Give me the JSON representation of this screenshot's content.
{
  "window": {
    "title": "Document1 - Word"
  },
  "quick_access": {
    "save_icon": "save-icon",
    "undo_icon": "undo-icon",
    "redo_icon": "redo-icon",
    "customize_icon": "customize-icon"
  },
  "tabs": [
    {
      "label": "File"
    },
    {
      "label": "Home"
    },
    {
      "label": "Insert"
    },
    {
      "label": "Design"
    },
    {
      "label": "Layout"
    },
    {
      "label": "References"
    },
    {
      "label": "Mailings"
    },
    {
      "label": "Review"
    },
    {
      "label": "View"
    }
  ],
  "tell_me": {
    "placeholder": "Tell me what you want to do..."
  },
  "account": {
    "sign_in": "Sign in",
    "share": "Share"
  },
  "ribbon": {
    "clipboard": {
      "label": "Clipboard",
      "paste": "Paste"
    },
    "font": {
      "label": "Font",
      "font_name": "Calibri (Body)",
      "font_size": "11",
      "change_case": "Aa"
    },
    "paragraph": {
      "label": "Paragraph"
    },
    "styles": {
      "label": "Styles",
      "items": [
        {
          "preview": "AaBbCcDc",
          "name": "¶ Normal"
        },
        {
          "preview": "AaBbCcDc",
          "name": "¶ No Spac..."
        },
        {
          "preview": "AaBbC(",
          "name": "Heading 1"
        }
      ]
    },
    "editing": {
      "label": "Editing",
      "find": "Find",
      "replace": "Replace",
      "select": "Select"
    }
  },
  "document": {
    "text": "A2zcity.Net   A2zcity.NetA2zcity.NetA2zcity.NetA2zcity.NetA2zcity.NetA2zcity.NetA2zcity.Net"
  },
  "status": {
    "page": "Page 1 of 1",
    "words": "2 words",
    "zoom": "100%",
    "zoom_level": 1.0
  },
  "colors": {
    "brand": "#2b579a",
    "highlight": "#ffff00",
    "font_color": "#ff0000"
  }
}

###

### WHAT YOU NEED TO DO
Would you copy out each line exactly as written?

### EXERCISE RESPONSE
Give me the JSON representation of this screenshot's content.
{
  "window": {
    "title": "Document1 - Word"
  },
  "quick_access": {
    "save_icon": "save-icon",
    "undo_icon": "undo-icon",
    "redo_icon": "redo-icon",
    "customize_icon": "customize-icon"
  },
  "tabs": [
    {
      "label": "File"
    },
    {
      "label": "Home"
    },
    {
      "label": "Insert"
    },
    {
      "label": "Design"
    },
    {
      "label": "Layout"
    },
    {
      "label": "References"
    },
    {
      "label": "Mailings"
    },
    {
      "label": "Review"
    },
    {
      "label": "View"
    }
  ],
  "tell_me": {
    "placeholder": "Tell me what you want to do..."
  },
  "account": {
    "sign_in": "Sign in",
    "share": "Share"
  },
  "ribbon": {
    "clipboard": {
      "label": "Clipboard",
      "paste": "Paste"
    },
    "font": {
      "label": "Font",
      "font_name": "Calibri (Body)",
      "font_size": "11",
      "change_case": "Aa"
    },
    "paragraph": {
      "label": "Paragraph"
    },
    "styles": {
      "label": "Styles",
      "items": [
        {
          "preview": "AaBbCcDc",
          "name": "¶ Normal"
        },
        {
          "preview": "AaBbCcDc",
          "name": "¶ No Spac..."
        },
        {
          "preview": "AaBbC(",
          "name": "Heading 1"
        }
      ]
    },
    "editing": {
      "label": "Editing",
      "find": "Find",
      "replace": "Replace",
      "select": "Select"
    }
  },
  "document": {
    "text": "A2zcity.Net   A2zcity.NetA2zcity.NetA2zcity.NetA2zcity.NetA2zcity.NetA2zcity.NetA2zcity.Net"
  },
  "status": {
    "page": "Page 1 of 1",
    "words": "2 words",
    "zoom": "100%",
    "zoom_level": 1.0
  },
  "colors": {
    "brand": "#2b579a",
    "highlight": "#ffff00",
    "font_color": "#ff0000"
  }
}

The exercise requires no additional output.